Consignes:
• 1. Dans le texte sur le complexe hôtelier de Dion, relevez les trois termes latins accompagnés de leur équivalent français, et donnez pour chacun cet équivalent.
• 2. D'après le texte sur le complexe hôtelier de Dion, combien de chambres à coucher le prætorium comptait-il ?
• 3. Selon le texte sur le complexe hôtelier de Dion, qu'est-ce qui a permis d'identifier sans doute possible la destination des bâtiments ?

== Passage du texte

817e Dion, complexe hôtelier

 

Une grande ville reçoit aussi des visiteurs et pour ce faire elle est pourvue en hôtellerie. Dans les ruines ci-dessus, les fouilleurs ont découvert une inscription en latin se rapportant à la construction et à l’équipement d’un prætorium (accueil des officiels) et de deux tabernæ (logement des voyageurs privés), ce qui a permis d’identifier sans doute possible la destination des bâtiments. On a pu ainsi localiser d’un côté le prætorium, avec sa luxueuse salle à manger (triclinium) et cinq chambres à coucher, et de l’autre côté les tabernæ avec deux grandes pièces sur couloir, des jarres, les lampes à huile d’un chandelier. Entre ces deux parties, un espace tout en longueur était peut-être l’écurie. Par ailleurs on a découvert, à côté, des toilettes publiques.

====
== Données extraites

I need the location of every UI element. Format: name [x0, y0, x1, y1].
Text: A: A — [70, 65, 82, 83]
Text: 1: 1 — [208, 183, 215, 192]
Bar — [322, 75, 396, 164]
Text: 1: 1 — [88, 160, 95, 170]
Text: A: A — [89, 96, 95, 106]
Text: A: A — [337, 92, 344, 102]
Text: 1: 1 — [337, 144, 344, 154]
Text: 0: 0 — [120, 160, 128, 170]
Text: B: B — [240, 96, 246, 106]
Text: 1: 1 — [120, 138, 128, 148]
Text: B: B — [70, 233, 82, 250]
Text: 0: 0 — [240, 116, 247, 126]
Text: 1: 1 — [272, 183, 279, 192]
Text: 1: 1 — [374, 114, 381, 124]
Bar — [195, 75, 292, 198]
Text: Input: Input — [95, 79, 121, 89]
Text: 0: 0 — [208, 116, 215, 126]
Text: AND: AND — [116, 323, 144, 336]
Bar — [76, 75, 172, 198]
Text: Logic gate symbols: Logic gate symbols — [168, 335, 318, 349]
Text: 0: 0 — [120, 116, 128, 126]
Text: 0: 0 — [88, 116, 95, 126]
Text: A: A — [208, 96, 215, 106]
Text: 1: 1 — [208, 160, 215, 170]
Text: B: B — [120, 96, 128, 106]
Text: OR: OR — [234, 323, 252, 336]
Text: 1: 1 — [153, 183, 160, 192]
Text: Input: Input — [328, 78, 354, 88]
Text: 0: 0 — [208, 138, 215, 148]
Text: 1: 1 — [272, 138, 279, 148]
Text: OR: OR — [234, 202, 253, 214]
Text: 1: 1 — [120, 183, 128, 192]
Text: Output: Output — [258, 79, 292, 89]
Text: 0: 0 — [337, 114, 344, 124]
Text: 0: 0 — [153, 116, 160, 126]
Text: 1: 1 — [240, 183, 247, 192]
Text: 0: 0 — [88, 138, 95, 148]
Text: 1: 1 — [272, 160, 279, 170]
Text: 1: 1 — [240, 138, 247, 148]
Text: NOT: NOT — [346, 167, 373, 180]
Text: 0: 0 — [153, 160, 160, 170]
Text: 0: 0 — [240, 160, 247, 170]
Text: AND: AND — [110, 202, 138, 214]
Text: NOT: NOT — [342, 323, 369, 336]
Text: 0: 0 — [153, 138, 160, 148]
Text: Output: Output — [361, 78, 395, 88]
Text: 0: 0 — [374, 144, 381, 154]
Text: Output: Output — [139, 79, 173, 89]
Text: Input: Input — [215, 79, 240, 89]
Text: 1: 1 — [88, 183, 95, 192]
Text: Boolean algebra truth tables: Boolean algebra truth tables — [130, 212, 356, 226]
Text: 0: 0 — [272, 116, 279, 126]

====

Corrigé:
• 1.
- prætorium : accueil des officiels
- tabernæ : logement des voyageurs privés
- triclinium : salle à manger

• 2. Cinq chambres à coucher.

• 3. Les fouilleurs ont découvert dans les ruines une inscription en latin. Elle se rapportait à la construction et à l'équipement d'un prætorium et de deux tabernæ.